─── DATA SHOWN ───

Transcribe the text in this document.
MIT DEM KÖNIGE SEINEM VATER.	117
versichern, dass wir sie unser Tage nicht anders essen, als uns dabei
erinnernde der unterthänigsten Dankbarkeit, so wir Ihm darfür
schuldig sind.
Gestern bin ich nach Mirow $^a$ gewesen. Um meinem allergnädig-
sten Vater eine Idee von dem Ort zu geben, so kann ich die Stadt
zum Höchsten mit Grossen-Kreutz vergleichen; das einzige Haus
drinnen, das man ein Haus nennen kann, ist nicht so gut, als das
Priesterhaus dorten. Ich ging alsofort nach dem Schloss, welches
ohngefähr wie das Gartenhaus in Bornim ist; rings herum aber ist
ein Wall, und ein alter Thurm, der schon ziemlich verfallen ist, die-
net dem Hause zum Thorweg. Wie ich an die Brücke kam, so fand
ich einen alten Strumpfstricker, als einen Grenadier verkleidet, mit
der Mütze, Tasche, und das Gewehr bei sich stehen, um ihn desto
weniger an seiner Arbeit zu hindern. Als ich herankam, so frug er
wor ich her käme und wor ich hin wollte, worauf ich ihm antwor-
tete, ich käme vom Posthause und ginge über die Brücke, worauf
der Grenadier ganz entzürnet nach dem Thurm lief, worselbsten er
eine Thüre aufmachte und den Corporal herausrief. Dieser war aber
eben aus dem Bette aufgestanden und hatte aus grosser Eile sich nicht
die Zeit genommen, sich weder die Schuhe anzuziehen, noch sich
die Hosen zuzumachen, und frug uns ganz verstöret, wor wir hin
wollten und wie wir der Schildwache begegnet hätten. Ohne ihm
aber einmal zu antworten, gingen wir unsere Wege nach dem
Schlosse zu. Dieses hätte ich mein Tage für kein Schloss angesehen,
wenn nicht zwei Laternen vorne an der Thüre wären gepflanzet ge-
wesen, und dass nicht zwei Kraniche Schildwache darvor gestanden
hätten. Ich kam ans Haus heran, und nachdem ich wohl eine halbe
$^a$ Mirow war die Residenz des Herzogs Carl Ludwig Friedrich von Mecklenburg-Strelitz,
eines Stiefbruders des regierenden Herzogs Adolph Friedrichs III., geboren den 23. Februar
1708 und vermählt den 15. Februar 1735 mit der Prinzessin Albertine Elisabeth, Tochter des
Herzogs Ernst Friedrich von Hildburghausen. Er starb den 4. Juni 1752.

───

| WHAT THIS TASK INVOLVES |
Exactly as written above, copy out all the records.

| EXPECTED ANSWER |
Transcribe the text in this document.
MIT DEM KÖNIGE SEINEM VATER.	117
versichern, dass wir sie unser Tage nicht anders essen, als uns dabei
erinnernde der unterthänigsten Dankbarkeit, so wir Ihm darfür
schuldig sind.
Gestern bin ich nach Mirow $^a$ gewesen. Um meinem allergnädig-
sten Vater eine Idee von dem Ort zu geben, so kann ich die Stadt
zum Höchsten mit Grossen-Kreutz vergleichen; das einzige Haus
drinnen, das man ein Haus nennen kann, ist nicht so gut, als das
Priesterhaus dorten. Ich ging alsofort nach dem Schloss, welches
ohngefähr wie das Gartenhaus in Bornim ist; rings herum aber ist
ein Wall, und ein alter Thurm, der schon ziemlich verfallen ist, die-
net dem Hause zum Thorweg. Wie ich an die Brücke kam, so fand
ich einen alten Strumpfstricker, als einen Grenadier verkleidet, mit
der Mütze, Tasche, und das Gewehr bei sich stehen, um ihn desto
weniger an seiner Arbeit zu hindern. Als ich herankam, so frug er
wor ich her käme und wor ich hin wollte, worauf ich ihm antwor-
tete, ich käme vom Posthause und ginge über die Brücke, worauf
der Grenadier ganz entzürnet nach dem Thurm lief, worselbsten er
eine Thüre aufmachte und den Corporal herausrief. Dieser war aber
eben aus dem Bette aufgestanden und hatte aus grosser Eile sich nicht
die Zeit genommen, sich weder die Schuhe anzuziehen, noch sich
die Hosen zuzumachen, und frug uns ganz verstöret, wor wir hin
wollten und wie wir der Schildwache begegnet hätten. Ohne ihm
aber einmal zu antworten, gingen wir unsere Wege nach dem
Schlosse zu. Dieses hätte ich mein Tage für kein Schloss angesehen,
wenn nicht zwei Laternen vorne an der Thüre wären gepflanzet ge-
wesen, und dass nicht zwei Kraniche Schildwache darvor gestanden
hätten. Ich kam ans Haus heran, und nachdem ich wohl eine halbe
$^a$ Mirow war die Residenz des Herzogs Carl Ludwig Friedrich von Mecklenburg-Strelitz,
eines Stiefbruders des regierenden Herzogs Adolph Friedrichs III., geboren den 23. Februar
1708 und vermählt den 15. Februar 1735 mit der Prinzessin Albertine Elisabeth, Tochter des
Herzogs Ernst Friedrich von Hildburghausen. Er starb den 4. Juni 1752.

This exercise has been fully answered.